**THE REQUEST**: Wherever the word "Output" appears in a line, copy that line.

DATA EXCERPTS start

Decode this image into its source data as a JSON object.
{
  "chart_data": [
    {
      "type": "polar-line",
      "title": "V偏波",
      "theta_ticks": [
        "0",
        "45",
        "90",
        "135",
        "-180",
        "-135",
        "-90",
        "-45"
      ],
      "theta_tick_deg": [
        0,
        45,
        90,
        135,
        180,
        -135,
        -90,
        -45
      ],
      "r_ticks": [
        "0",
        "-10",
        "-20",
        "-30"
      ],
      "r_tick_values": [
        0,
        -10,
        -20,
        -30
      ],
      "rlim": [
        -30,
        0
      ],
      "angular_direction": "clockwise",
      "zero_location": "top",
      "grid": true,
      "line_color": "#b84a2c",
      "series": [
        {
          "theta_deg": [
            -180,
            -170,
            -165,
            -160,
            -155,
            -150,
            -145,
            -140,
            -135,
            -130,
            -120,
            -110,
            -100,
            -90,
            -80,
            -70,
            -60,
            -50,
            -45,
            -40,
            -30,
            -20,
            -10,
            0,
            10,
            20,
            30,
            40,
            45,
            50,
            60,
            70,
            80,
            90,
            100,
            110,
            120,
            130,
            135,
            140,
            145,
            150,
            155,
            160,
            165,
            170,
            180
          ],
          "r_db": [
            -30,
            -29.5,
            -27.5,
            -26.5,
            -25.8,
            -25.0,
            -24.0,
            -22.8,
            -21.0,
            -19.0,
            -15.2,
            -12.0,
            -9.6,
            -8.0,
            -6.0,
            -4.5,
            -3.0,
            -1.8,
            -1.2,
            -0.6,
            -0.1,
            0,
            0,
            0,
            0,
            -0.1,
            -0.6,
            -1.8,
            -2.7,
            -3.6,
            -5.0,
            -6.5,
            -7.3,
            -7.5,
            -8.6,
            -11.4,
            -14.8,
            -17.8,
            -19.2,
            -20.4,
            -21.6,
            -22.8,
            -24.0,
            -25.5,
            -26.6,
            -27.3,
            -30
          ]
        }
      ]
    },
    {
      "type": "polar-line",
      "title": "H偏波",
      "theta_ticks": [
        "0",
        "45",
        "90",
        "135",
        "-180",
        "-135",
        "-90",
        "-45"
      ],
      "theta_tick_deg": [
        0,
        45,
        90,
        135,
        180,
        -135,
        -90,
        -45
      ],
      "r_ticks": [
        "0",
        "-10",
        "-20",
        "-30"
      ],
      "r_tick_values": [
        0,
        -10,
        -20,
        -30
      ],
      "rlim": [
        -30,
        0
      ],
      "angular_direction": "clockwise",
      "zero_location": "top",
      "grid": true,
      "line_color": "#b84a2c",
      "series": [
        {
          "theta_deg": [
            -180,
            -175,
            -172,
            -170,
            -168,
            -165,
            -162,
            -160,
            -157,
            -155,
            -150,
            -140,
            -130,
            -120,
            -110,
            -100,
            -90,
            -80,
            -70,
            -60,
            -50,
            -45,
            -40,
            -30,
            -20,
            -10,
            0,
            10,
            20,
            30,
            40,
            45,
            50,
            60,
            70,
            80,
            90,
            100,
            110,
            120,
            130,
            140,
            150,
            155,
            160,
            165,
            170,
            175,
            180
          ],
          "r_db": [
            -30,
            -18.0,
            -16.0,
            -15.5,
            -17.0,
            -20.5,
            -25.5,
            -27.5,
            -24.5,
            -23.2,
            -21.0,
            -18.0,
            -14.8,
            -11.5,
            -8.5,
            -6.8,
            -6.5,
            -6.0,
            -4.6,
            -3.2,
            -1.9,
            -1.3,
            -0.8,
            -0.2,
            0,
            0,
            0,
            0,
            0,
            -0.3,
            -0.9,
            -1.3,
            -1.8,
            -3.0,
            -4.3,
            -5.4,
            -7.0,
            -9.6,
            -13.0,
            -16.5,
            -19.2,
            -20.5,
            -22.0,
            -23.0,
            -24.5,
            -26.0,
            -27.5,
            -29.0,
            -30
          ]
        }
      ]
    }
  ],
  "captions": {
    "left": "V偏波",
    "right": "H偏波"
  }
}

DATA EXCERPTS end
DATA EXCERPTS start

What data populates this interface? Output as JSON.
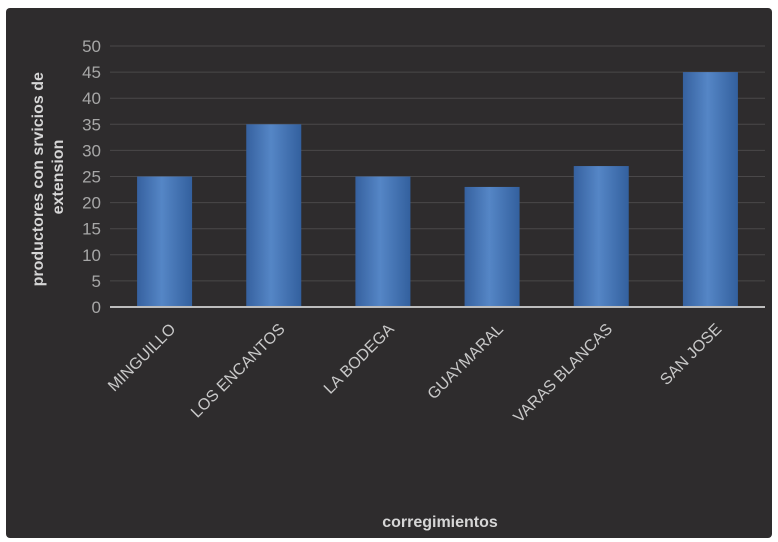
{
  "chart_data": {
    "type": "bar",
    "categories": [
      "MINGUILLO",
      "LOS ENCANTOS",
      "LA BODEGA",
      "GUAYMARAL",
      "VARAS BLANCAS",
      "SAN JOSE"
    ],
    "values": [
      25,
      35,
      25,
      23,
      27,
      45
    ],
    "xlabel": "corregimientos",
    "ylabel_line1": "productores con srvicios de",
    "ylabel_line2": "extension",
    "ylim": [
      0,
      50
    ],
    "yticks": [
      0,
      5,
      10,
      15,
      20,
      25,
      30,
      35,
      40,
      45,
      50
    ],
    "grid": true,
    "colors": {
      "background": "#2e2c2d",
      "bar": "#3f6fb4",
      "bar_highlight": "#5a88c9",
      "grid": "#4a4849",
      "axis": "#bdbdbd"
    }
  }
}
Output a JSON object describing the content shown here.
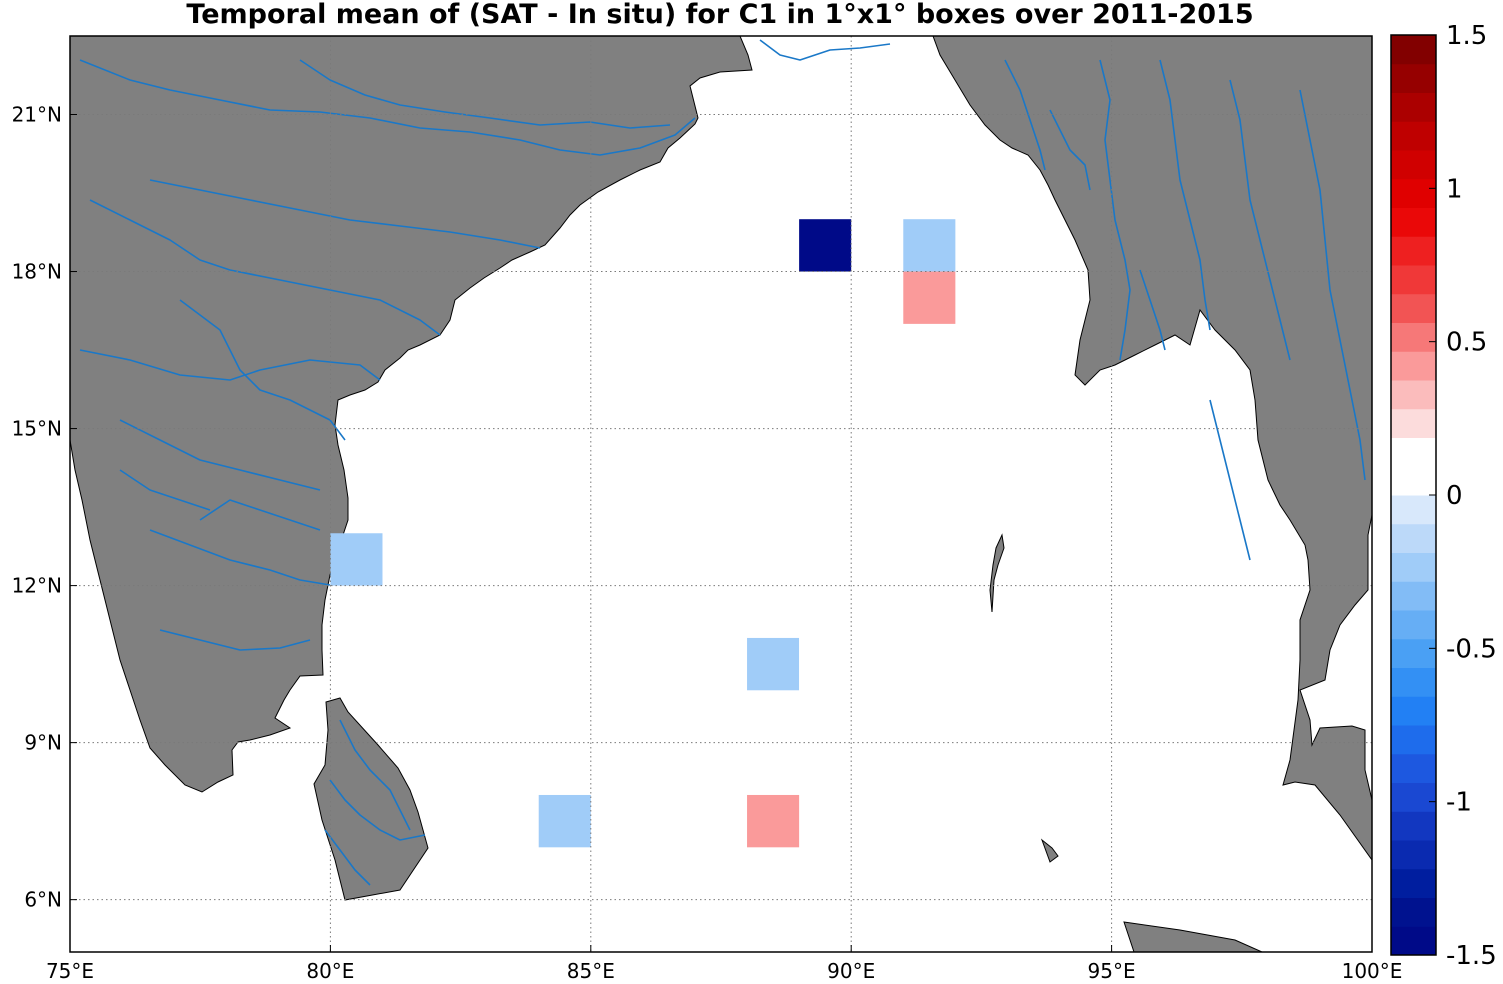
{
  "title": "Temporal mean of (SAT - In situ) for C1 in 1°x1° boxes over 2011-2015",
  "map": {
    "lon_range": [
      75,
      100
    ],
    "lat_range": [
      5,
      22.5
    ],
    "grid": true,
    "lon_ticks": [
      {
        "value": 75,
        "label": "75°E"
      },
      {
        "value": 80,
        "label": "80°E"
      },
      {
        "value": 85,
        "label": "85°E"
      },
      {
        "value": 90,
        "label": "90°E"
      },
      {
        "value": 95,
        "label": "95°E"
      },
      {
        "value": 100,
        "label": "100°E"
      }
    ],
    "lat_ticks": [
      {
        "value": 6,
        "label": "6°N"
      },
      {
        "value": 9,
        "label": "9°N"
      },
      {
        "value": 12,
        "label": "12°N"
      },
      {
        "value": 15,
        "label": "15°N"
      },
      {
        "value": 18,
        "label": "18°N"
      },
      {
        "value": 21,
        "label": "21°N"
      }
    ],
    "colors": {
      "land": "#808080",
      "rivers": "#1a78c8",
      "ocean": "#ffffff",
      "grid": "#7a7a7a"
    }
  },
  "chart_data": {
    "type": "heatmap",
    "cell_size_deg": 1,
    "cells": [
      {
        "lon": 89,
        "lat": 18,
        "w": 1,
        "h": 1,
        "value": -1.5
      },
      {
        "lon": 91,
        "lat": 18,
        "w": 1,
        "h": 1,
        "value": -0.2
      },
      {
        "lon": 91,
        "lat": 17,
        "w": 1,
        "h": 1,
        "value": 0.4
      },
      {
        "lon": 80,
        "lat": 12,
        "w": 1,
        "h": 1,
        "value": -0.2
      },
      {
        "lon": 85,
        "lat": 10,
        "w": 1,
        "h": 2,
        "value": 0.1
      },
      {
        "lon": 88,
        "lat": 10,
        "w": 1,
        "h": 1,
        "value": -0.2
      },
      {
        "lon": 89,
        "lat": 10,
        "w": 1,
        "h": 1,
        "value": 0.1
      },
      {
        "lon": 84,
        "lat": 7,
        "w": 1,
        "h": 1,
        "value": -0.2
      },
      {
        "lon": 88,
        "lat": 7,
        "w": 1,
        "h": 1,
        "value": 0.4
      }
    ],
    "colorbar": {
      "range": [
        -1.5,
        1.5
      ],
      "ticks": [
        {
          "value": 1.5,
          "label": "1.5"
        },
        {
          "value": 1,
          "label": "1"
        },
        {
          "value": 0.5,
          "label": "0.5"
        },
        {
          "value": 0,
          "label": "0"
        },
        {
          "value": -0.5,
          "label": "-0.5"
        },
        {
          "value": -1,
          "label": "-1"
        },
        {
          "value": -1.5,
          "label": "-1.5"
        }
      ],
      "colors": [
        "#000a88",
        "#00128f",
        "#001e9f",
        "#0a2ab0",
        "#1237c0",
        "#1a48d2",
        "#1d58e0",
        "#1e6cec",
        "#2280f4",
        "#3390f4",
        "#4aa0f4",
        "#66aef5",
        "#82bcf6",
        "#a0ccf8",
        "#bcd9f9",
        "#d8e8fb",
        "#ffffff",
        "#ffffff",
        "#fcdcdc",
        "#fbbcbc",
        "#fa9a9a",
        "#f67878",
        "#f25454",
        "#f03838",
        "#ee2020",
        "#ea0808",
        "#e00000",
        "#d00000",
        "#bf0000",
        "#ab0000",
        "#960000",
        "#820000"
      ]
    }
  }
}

DATA EXCERPTS end
DATA EXCERPTS start

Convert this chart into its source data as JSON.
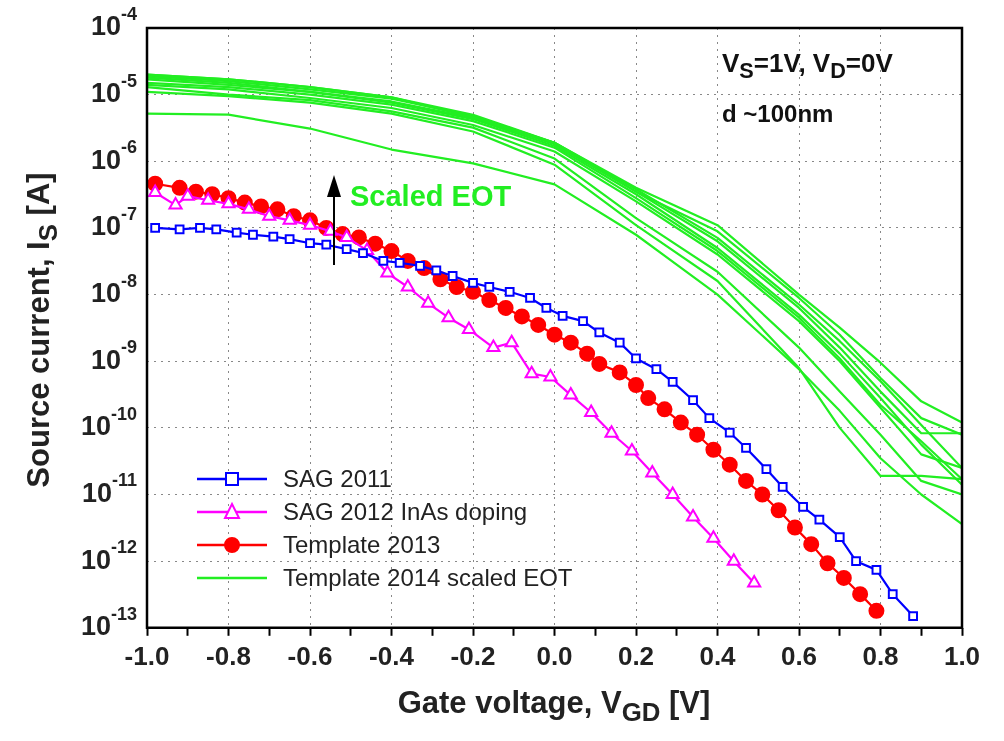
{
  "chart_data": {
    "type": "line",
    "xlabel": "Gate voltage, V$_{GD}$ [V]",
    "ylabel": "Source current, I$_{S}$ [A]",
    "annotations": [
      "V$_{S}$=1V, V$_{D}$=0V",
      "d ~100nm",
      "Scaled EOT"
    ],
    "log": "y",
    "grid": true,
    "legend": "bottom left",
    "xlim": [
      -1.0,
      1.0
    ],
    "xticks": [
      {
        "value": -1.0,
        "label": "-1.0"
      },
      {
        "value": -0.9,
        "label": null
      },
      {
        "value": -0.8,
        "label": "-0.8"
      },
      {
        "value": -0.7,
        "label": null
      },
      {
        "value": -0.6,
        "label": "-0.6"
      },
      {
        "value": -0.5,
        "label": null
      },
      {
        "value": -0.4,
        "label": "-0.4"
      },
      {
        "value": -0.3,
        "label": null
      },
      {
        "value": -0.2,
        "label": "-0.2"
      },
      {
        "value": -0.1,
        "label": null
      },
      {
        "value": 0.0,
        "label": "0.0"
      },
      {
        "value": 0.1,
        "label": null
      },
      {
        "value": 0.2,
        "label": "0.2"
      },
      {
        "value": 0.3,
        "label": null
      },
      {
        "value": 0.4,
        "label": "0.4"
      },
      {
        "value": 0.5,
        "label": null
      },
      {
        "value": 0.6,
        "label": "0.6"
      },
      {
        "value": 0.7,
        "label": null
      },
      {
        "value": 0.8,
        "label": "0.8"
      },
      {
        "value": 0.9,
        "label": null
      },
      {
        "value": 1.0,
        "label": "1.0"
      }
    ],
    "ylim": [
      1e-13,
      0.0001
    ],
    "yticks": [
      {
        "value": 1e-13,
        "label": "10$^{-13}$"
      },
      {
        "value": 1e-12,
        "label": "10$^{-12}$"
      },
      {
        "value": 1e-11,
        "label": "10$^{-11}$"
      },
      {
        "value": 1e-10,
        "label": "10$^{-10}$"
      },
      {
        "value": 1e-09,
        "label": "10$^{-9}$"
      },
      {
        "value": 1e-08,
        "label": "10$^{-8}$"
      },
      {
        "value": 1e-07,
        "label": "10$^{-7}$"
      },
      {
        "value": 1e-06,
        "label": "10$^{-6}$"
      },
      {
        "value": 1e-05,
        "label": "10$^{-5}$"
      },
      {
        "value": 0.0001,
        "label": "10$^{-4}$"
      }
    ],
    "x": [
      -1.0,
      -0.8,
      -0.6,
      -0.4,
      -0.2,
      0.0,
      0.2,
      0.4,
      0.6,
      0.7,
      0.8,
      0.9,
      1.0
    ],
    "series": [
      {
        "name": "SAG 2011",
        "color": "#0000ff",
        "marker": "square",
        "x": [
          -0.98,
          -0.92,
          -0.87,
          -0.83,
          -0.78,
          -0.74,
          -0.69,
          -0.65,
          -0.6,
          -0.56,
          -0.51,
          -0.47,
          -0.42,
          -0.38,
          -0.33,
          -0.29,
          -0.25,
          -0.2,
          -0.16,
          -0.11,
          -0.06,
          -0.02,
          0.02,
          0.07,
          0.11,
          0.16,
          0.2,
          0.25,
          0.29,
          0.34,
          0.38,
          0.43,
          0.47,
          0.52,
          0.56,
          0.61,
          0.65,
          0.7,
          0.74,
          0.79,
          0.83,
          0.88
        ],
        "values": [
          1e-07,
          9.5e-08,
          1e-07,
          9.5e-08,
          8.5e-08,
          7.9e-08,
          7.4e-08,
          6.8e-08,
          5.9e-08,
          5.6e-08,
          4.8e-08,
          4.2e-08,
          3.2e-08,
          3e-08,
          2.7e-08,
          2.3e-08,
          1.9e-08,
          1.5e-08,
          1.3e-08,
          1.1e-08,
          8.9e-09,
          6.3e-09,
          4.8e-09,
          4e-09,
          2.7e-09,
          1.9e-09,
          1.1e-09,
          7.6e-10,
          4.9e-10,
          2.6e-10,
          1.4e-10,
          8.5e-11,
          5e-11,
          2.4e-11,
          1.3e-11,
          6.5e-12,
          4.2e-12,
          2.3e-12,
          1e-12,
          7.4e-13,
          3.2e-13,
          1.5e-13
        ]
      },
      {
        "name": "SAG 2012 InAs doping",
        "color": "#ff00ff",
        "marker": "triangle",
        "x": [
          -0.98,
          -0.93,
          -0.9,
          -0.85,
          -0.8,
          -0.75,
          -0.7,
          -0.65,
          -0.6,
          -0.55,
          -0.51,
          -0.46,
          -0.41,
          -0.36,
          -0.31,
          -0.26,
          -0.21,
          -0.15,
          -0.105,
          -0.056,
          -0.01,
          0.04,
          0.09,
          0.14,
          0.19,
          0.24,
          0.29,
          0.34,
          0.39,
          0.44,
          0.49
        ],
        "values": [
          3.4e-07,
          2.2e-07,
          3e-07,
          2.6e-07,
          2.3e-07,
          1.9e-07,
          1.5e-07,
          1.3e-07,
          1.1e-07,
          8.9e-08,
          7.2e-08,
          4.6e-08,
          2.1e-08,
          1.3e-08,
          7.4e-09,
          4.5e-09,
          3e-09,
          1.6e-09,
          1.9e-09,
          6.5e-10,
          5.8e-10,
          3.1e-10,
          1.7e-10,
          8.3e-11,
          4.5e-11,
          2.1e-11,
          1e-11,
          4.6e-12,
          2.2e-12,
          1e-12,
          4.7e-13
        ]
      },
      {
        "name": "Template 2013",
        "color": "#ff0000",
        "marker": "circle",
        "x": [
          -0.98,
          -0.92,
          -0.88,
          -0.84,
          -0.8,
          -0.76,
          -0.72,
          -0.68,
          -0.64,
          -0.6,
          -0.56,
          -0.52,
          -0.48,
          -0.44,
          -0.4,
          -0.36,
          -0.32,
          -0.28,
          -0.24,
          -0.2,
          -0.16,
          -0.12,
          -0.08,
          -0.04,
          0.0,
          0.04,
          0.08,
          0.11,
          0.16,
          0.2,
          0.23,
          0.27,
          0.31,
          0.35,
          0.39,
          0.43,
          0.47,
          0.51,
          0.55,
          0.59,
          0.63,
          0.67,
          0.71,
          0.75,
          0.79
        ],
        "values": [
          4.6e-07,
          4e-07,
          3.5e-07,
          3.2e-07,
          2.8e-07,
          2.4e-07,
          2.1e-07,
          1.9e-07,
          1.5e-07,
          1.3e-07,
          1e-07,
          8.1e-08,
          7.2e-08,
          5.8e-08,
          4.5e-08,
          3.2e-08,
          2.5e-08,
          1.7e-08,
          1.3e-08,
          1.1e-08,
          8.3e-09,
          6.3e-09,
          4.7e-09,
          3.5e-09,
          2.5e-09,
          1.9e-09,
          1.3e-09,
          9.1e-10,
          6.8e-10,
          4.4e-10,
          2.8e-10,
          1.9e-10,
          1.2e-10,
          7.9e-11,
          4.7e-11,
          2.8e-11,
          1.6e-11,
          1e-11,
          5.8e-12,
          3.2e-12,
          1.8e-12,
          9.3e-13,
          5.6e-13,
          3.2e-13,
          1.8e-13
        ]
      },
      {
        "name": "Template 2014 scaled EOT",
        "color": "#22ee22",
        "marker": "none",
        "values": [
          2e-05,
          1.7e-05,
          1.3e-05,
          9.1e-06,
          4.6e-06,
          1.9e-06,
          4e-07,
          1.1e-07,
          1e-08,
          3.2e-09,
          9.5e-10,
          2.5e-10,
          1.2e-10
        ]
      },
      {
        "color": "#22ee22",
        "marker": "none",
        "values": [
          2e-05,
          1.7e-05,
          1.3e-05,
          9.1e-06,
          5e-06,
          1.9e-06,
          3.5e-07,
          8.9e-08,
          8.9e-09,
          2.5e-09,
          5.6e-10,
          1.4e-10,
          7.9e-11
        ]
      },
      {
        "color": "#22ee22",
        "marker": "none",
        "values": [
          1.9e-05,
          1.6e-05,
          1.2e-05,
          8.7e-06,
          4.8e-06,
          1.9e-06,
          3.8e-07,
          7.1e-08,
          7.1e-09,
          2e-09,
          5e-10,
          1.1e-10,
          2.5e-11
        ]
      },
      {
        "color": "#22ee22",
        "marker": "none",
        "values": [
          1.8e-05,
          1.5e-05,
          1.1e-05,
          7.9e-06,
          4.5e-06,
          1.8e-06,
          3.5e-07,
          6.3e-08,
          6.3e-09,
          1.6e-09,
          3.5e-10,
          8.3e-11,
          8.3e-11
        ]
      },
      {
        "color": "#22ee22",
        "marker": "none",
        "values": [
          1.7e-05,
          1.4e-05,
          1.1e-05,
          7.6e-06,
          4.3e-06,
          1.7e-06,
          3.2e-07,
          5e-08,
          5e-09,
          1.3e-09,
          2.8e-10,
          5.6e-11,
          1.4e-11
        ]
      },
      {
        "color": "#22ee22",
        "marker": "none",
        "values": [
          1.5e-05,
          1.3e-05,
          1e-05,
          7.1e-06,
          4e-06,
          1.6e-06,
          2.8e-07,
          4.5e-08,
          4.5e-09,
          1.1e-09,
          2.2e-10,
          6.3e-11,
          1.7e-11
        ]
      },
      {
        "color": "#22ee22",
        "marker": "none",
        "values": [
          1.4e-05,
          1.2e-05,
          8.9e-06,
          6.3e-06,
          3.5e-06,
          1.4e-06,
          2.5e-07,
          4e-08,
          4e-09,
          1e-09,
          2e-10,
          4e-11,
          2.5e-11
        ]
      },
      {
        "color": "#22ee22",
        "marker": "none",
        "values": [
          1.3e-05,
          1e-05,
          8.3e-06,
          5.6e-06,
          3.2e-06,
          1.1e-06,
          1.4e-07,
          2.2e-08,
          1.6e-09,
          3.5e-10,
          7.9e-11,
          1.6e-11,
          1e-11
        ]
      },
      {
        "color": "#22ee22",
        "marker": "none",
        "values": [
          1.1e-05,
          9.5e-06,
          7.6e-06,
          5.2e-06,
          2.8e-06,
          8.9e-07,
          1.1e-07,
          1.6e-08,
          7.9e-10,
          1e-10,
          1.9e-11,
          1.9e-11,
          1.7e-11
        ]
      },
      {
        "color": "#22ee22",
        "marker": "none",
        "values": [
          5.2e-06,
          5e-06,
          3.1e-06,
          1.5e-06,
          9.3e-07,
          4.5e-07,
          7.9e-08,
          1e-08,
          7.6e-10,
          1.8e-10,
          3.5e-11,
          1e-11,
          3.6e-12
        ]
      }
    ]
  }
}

DATA EXCERPTS end

**ANSWER TO THIS PROBLEM**:
What data populates this interface? Output as JSON.
Output a JSON object describing the content shown here.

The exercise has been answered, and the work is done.